— start Data for this task —

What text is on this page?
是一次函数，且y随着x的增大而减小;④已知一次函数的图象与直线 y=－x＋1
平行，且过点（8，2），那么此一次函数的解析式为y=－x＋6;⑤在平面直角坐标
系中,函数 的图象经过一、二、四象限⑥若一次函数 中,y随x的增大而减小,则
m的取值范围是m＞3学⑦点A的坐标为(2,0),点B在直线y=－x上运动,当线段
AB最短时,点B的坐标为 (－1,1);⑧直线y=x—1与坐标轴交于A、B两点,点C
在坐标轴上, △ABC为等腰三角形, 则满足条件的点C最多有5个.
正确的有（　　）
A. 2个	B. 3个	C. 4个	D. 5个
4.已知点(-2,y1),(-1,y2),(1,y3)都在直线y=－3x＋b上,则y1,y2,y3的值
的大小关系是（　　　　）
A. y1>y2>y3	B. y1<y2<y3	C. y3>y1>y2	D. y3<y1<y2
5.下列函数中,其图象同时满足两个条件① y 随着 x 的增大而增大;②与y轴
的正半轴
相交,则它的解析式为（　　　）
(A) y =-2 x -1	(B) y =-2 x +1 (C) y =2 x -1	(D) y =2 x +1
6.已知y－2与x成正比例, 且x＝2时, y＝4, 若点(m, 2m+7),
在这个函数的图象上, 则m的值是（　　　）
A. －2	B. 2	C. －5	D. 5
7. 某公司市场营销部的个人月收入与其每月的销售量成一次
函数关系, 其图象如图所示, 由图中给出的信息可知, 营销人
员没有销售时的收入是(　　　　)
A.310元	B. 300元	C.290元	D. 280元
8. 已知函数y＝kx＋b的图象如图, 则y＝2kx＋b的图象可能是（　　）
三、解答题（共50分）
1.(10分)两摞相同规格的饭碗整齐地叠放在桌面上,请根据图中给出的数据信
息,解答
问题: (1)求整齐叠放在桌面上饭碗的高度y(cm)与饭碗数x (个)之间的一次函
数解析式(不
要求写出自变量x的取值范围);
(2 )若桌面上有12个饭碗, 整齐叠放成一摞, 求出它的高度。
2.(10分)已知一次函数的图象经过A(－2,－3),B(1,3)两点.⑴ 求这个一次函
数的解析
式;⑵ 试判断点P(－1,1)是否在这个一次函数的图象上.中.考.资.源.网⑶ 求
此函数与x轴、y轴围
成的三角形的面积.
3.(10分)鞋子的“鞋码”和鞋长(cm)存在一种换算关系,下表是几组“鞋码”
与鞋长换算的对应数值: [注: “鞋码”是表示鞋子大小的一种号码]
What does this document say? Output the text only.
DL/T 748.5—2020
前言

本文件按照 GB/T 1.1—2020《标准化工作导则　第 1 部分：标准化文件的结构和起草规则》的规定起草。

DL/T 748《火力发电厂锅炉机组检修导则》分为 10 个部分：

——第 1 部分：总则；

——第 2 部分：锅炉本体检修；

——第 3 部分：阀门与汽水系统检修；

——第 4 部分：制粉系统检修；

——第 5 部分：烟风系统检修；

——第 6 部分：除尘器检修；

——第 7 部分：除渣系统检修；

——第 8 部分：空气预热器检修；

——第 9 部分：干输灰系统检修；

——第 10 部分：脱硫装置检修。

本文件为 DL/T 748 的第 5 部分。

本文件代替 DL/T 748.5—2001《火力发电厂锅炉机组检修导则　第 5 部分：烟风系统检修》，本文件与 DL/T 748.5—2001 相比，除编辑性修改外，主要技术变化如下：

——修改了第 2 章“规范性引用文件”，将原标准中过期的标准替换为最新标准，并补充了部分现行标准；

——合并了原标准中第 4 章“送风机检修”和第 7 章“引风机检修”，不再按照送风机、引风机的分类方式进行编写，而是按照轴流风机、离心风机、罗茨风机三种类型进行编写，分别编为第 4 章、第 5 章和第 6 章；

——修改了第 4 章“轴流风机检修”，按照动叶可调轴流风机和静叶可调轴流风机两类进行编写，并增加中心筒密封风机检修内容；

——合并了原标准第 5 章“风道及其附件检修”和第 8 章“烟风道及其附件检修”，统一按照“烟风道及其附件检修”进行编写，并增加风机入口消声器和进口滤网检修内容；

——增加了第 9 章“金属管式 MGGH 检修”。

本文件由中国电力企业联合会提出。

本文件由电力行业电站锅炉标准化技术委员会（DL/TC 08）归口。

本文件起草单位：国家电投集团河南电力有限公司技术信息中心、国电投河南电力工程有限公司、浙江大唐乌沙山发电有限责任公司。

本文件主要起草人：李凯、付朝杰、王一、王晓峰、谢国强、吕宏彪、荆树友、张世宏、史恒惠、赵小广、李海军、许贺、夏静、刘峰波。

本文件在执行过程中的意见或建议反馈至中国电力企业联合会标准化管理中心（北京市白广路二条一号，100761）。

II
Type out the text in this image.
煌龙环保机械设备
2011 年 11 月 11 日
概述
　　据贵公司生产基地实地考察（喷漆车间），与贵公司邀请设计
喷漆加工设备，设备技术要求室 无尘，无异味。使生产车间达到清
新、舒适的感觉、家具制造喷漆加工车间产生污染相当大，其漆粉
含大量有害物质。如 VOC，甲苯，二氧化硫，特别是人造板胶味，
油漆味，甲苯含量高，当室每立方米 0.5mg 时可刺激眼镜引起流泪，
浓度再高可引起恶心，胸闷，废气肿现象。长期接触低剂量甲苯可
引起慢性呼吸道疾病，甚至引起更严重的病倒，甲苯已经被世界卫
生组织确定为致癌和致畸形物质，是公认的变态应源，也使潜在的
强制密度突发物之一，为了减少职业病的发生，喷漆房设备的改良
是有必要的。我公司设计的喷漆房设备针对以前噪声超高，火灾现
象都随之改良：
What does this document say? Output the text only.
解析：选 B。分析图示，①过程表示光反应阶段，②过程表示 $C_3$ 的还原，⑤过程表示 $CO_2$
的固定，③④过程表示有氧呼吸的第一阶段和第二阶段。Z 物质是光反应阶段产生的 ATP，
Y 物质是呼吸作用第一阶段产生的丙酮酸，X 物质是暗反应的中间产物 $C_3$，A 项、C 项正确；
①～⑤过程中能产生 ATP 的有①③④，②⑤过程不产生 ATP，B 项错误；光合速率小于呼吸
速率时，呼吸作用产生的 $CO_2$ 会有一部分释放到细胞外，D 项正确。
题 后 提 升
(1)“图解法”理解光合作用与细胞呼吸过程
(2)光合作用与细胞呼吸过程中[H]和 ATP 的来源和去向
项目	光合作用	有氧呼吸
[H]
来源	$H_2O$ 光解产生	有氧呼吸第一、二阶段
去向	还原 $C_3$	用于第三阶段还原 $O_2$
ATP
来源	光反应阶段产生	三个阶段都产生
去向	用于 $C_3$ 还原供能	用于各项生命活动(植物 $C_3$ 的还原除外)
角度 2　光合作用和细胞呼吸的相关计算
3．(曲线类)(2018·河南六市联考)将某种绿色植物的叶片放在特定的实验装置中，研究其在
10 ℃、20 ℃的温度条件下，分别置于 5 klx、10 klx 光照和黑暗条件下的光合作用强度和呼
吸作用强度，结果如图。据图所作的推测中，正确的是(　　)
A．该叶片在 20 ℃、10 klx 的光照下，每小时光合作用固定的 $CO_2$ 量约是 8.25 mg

— end Data for this task —

== Stated goal ==
Read through the data and copy every line where "text" shows up.

== Response to this exercise ==
What text is on this page?
What does this document say? Output the text only.
Type out the text in this image.
What does this document say? Output the text only.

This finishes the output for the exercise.